Retype each record below word for word. Leave the pictures out.

***

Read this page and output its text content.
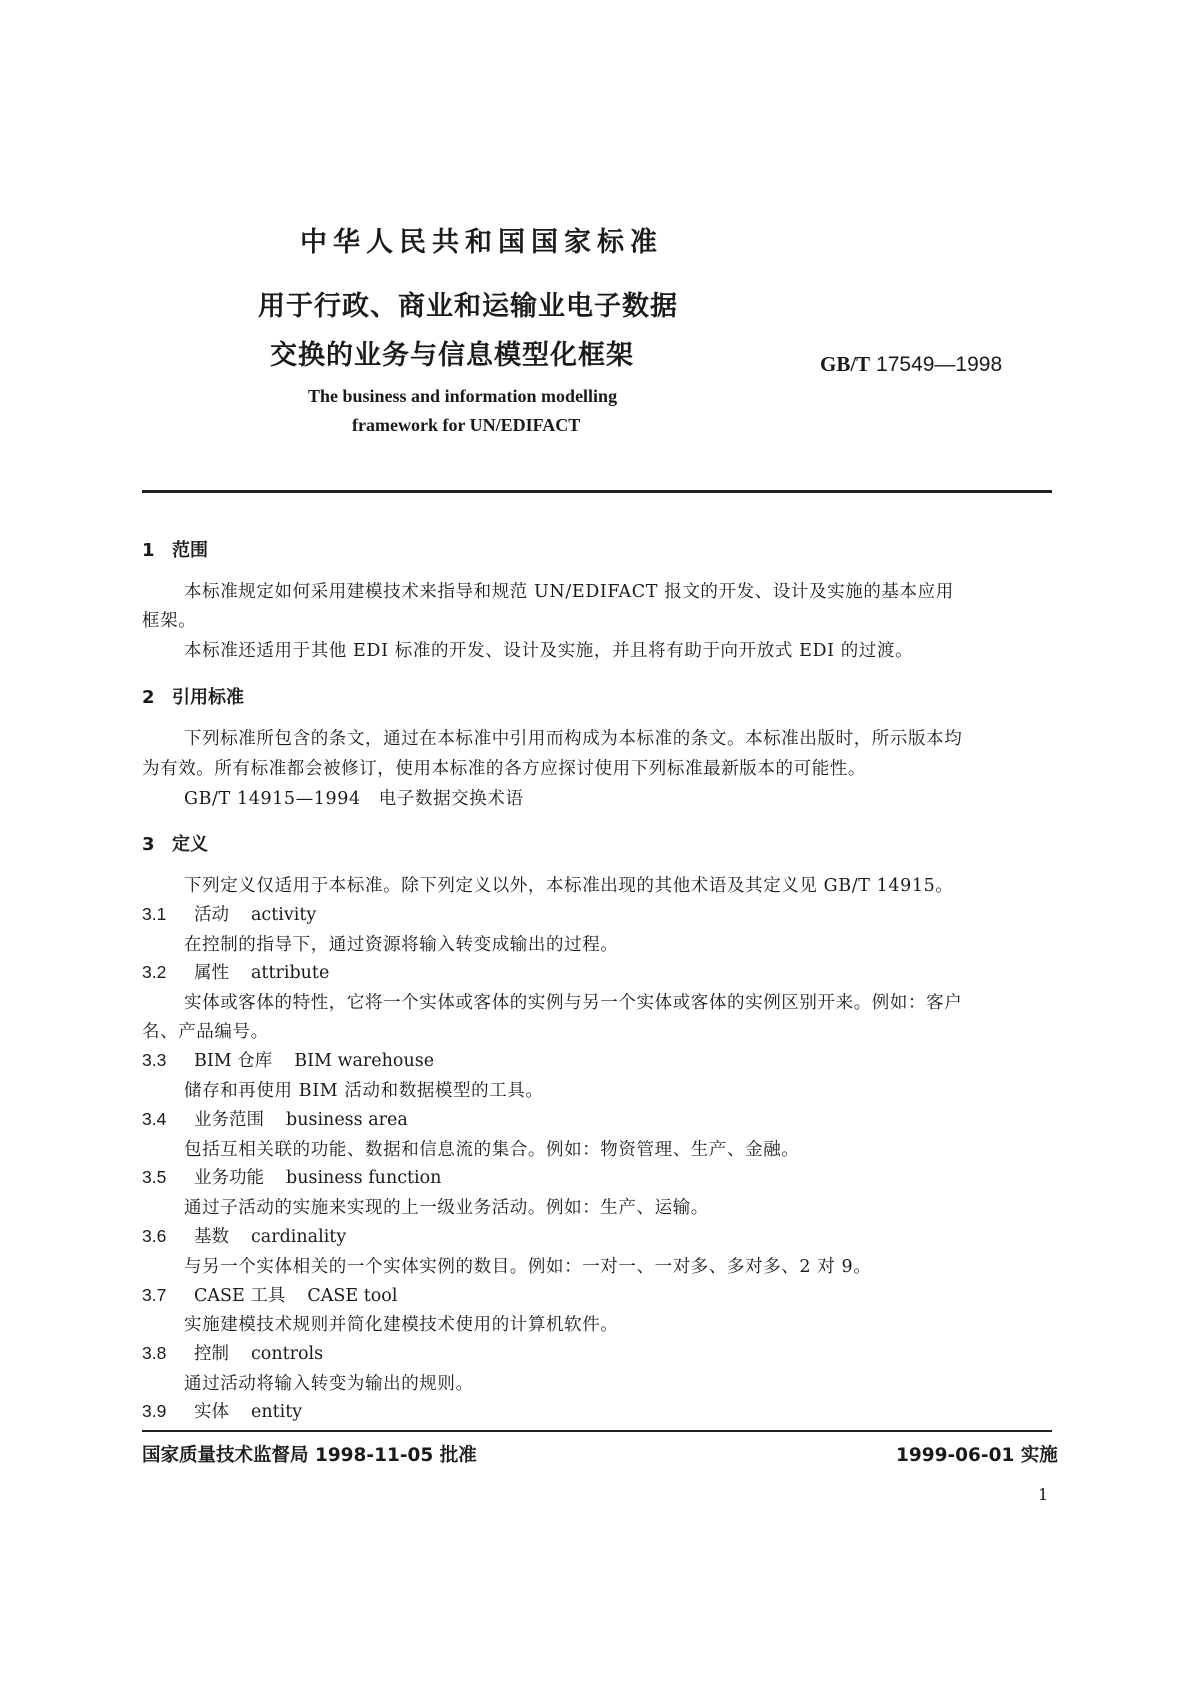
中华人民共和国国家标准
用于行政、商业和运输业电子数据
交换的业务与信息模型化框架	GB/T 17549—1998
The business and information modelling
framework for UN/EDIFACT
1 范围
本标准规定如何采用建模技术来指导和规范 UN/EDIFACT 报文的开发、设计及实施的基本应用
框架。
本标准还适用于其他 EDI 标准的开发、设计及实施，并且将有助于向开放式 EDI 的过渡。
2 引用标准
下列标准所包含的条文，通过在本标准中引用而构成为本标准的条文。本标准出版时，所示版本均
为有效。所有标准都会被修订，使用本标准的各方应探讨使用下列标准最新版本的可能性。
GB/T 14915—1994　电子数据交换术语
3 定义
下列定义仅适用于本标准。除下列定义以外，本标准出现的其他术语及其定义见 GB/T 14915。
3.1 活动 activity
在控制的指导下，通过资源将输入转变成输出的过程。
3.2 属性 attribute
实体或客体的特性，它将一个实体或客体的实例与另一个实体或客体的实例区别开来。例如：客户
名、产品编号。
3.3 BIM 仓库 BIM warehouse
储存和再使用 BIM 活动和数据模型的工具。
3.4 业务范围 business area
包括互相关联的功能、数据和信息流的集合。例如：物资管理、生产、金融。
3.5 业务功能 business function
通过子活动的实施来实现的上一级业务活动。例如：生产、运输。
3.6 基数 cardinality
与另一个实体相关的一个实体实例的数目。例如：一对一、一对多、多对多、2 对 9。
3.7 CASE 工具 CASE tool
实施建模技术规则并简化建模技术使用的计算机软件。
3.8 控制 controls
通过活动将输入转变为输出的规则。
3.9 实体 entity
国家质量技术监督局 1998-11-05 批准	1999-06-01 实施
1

***

■ Complete response
Read this page and output its text content.
中华人民共和国国家标准
用于行政、商业和运输业电子数据
交换的业务与信息模型化框架	GB/T 17549—1998
The business and information modelling
framework for UN/EDIFACT
1 范围
本标准规定如何采用建模技术来指导和规范 UN/EDIFACT 报文的开发、设计及实施的基本应用
框架。
本标准还适用于其他 EDI 标准的开发、设计及实施，并且将有助于向开放式 EDI 的过渡。
2 引用标准
下列标准所包含的条文，通过在本标准中引用而构成为本标准的条文。本标准出版时，所示版本均
为有效。所有标准都会被修订，使用本标准的各方应探讨使用下列标准最新版本的可能性。
GB/T 14915—1994　电子数据交换术语
3 定义
下列定义仅适用于本标准。除下列定义以外，本标准出现的其他术语及其定义见 GB/T 14915。
3.1 活动 activity
在控制的指导下，通过资源将输入转变成输出的过程。
3.2 属性 attribute
实体或客体的特性，它将一个实体或客体的实例与另一个实体或客体的实例区别开来。例如：客户
名、产品编号。
3.3 BIM 仓库 BIM warehouse
储存和再使用 BIM 活动和数据模型的工具。
3.4 业务范围 business area
包括互相关联的功能、数据和信息流的集合。例如：物资管理、生产、金融。
3.5 业务功能 business function
通过子活动的实施来实现的上一级业务活动。例如：生产、运输。
3.6 基数 cardinality
与另一个实体相关的一个实体实例的数目。例如：一对一、一对多、多对多、2 对 9。
3.7 CASE 工具 CASE tool
实施建模技术规则并简化建模技术使用的计算机软件。
3.8 控制 controls
通过活动将输入转变为输出的规则。
3.9 实体 entity
国家质量技术监督局 1998-11-05 批准	1999-06-01 实施
1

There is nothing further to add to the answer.